>> BEGIN
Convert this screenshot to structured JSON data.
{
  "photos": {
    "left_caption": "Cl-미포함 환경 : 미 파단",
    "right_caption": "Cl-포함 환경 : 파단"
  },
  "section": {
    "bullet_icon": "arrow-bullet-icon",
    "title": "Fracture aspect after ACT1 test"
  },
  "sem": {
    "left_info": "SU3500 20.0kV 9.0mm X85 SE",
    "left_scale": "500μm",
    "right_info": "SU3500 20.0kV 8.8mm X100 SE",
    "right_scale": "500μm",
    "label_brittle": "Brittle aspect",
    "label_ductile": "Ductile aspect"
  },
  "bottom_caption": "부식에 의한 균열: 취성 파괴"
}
>> END
=== Task objective ===
From the first line to the last, please quote the material above exactly.

=== Result of the task ===
Convert this screenshot to structured JSON data.
{
  "photos": {
    "left_caption": "Cl-미포함 환경 : 미 파단",
    "right_caption": "Cl-포함 환경 : 파단"
  },
  "section": {
    "bullet_icon": "arrow-bullet-icon",
    "title": "Fracture aspect after ACT1 test"
  },
  "sem": {
    "left_info": "SU3500 20.0kV 9.0mm X85 SE",
    "left_scale": "500μm",
    "right_info": "SU3500 20.0kV 8.8mm X100 SE",
    "right_scale": "500μm",
    "label_brittle": "Brittle aspect",
    "label_ductile": "Ductile aspect"
  },
  "bottom_caption": "부식에 의한 균열: 취성 파괴"
}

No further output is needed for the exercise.